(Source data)

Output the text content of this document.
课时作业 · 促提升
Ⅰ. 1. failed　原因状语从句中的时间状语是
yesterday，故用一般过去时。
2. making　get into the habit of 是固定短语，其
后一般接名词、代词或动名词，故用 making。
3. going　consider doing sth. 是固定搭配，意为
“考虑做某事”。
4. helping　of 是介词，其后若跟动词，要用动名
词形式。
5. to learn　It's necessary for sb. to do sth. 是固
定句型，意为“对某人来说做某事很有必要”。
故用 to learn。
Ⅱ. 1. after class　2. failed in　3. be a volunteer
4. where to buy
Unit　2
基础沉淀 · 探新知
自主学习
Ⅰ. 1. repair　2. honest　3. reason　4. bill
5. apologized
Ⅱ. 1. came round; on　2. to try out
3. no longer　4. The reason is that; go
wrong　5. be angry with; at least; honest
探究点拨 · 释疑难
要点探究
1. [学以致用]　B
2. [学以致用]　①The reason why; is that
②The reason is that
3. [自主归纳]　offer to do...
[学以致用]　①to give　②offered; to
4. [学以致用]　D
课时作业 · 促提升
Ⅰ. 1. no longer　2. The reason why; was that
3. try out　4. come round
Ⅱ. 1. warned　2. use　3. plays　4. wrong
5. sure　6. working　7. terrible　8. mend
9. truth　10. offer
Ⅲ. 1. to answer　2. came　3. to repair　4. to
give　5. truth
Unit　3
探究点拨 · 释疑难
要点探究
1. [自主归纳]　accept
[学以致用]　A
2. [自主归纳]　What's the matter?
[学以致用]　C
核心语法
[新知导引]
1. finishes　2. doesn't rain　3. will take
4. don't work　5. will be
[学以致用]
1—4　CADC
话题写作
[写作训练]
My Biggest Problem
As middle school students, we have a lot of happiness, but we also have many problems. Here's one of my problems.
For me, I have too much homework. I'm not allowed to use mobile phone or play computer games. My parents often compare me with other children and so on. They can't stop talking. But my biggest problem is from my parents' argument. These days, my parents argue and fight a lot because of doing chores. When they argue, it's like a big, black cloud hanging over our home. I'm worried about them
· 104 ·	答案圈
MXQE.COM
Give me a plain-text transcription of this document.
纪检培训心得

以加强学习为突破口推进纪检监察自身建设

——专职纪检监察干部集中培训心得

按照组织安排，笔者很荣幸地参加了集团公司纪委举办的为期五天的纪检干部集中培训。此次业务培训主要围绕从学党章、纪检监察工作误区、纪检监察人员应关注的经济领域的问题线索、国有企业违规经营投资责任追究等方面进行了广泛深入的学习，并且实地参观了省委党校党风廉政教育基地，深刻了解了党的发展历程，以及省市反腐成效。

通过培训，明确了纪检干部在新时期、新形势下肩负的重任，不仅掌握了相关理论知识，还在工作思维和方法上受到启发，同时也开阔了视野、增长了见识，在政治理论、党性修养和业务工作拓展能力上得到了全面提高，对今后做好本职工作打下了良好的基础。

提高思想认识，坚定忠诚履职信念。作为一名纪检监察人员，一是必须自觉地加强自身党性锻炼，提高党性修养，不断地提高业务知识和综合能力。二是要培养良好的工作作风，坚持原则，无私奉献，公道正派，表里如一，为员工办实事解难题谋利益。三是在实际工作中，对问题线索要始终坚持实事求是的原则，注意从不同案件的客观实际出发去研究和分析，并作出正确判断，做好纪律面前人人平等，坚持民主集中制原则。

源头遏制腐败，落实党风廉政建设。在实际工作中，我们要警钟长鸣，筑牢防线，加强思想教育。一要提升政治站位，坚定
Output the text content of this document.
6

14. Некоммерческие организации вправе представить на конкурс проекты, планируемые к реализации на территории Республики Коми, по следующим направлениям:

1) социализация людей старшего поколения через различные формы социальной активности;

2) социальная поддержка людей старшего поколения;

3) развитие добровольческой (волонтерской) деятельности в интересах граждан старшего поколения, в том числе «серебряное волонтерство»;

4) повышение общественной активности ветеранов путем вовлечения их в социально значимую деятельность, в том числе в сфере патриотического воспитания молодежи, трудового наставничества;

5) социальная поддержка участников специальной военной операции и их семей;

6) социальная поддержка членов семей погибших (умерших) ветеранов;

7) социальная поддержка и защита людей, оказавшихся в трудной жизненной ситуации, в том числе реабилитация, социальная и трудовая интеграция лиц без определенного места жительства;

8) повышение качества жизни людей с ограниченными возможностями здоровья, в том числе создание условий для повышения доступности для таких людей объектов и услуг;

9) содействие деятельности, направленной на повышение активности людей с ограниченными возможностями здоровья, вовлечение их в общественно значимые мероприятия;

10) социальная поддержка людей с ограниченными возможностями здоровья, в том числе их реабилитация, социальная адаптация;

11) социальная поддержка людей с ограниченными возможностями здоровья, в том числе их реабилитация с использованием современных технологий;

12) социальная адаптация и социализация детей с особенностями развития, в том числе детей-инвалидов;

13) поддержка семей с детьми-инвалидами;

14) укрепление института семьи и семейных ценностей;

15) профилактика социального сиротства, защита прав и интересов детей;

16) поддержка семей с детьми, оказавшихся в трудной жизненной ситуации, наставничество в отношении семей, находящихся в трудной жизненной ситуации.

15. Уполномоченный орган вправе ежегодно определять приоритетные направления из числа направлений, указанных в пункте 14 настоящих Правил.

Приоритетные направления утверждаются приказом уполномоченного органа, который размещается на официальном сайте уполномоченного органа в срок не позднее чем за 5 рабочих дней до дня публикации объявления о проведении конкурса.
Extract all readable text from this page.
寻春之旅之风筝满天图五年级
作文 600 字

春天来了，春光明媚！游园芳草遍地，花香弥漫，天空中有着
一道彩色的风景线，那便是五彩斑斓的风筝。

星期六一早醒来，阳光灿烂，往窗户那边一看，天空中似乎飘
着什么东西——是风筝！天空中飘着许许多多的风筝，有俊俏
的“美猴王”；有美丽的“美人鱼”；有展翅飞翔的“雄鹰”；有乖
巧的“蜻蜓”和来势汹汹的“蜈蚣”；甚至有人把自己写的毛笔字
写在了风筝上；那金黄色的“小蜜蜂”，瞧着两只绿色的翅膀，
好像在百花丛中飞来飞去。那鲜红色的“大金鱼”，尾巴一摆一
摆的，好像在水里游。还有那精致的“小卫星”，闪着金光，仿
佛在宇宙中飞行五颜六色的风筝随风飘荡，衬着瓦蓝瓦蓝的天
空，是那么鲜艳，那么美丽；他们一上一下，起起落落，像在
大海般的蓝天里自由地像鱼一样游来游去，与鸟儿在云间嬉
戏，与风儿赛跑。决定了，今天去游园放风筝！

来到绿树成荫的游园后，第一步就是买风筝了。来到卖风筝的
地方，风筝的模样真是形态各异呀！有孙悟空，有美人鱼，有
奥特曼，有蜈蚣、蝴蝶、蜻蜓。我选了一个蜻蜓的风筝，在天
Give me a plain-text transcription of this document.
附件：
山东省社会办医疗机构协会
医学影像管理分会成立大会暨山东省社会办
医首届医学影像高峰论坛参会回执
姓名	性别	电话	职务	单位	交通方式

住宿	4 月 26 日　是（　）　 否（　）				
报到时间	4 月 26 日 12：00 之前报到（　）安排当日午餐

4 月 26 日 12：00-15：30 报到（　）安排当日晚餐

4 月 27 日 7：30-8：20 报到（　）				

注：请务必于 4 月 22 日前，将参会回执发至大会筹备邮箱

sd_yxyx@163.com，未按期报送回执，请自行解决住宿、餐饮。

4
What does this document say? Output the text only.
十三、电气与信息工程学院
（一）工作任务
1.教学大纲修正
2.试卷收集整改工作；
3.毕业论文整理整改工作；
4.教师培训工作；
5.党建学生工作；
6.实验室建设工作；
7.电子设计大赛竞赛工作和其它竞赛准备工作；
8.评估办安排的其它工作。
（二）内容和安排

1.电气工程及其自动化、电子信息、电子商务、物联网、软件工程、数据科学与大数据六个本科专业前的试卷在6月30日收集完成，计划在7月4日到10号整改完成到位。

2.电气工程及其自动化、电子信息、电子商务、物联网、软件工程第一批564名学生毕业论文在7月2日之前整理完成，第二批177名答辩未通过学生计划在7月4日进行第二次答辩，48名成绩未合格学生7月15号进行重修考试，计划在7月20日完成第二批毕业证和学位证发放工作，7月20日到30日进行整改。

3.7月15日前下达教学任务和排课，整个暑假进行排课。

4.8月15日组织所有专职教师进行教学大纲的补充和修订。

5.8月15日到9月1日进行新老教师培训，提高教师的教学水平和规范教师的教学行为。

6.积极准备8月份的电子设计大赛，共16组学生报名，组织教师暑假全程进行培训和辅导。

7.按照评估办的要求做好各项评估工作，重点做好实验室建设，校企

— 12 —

* [What you need to do]
In the listing, find each line with the string "поддержка" and copy it.

* [Written answer]
2) социальная поддержка людей старшего поколения;
5) социальная поддержка участников специальной военной операции и их семей;
6) социальная поддержка членов семей погибших (умерших) ветеранов;
7) социальная поддержка и защита людей, оказавшихся в трудной жизненной ситуации, в том числе реабилитация, социальная и трудовая интеграция лиц без определенного места жительства;
10) социальная поддержка людей с ограниченными возможностями здоровья, в том числе их реабилитация, социальная адаптация;
11) социальная поддержка людей с ограниченными возможностями здоровья, в том числе их реабилитация с использованием современных технологий;
13) поддержка семей с детьми-инвалидами;
16) поддержка семей с детьми, оказавшихся в трудной жизненной ситуации, наставничество в отношении семей, находящихся в трудной жизненной ситуации.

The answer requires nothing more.